- [TEXT]:

***

Rapster

Vor ein paar Jahren erschienen auf einem Label namens !K7 nacheinander zwei Platten des Österreicher DJ- und Produzenten-Gespanns Kruder und Dorfmeister. Zunächst gab es den Beitrag zur mittlerweile weltweit bekannten "DJ-Kicks"-Serie – einer Plattform, die Künstlern die Möglichkeit bietet, einen Mix ihrer Lieblingsstücke abzuliefern. Letztes Jahr machten davon übrigens auch die Stereo MCs Gebrauch (vgl. unser Feature), und seither hält sich hartnäckig das Gerücht, die Gelegenheit zur Produktion des eigenen DJ-Kicks-Albums hätte in den Herren Hallam und Birch die Energie freigesetzt, dank derer wir nun seit ein paar Monaten das Album "Deep, Down & Dirty" hören dürfen. Kruder und Dorfmeister veröffentlichten dann noch das "The K&D Sessions"-Doppel-Album, welches zu einem weltweiten Verkaufserfolg wurde. Spätestens seit dem Release dieser Platte dominierten die beiden Wiener und damit indirekt auch deren Label das Soundstadtbild in Berlin und in vielen anderen Metropolen. Aus keiner Cocktailbar, keinem Club und keiner Lounge war der chillige Sound der K&D-Produktionen noch wegzudenken, und das konstante Sound- und Locationgemisch vermittelte vielen Leuten dieses typische "Soundtrack-für-diesen-Lebensabschnitt"-Gefühl.

***

- [AUFGABE]: Welches Doppelalbum von Kruder und Dorfmeister wurde laut dem Text zu einem weltweiten Verkaufserfolg?

- [DATENSATZINHALT]:

***

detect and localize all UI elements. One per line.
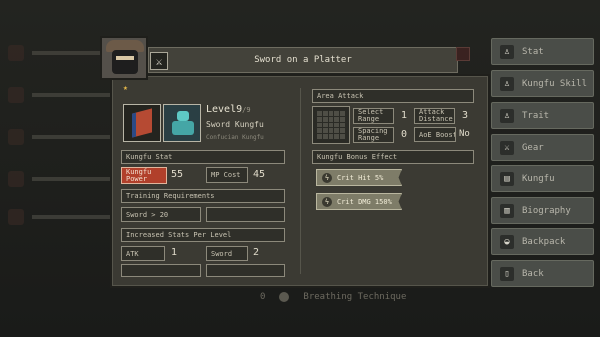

***

- [ERGEBNIS]: Das Doppelalbum "The K&D Sessions".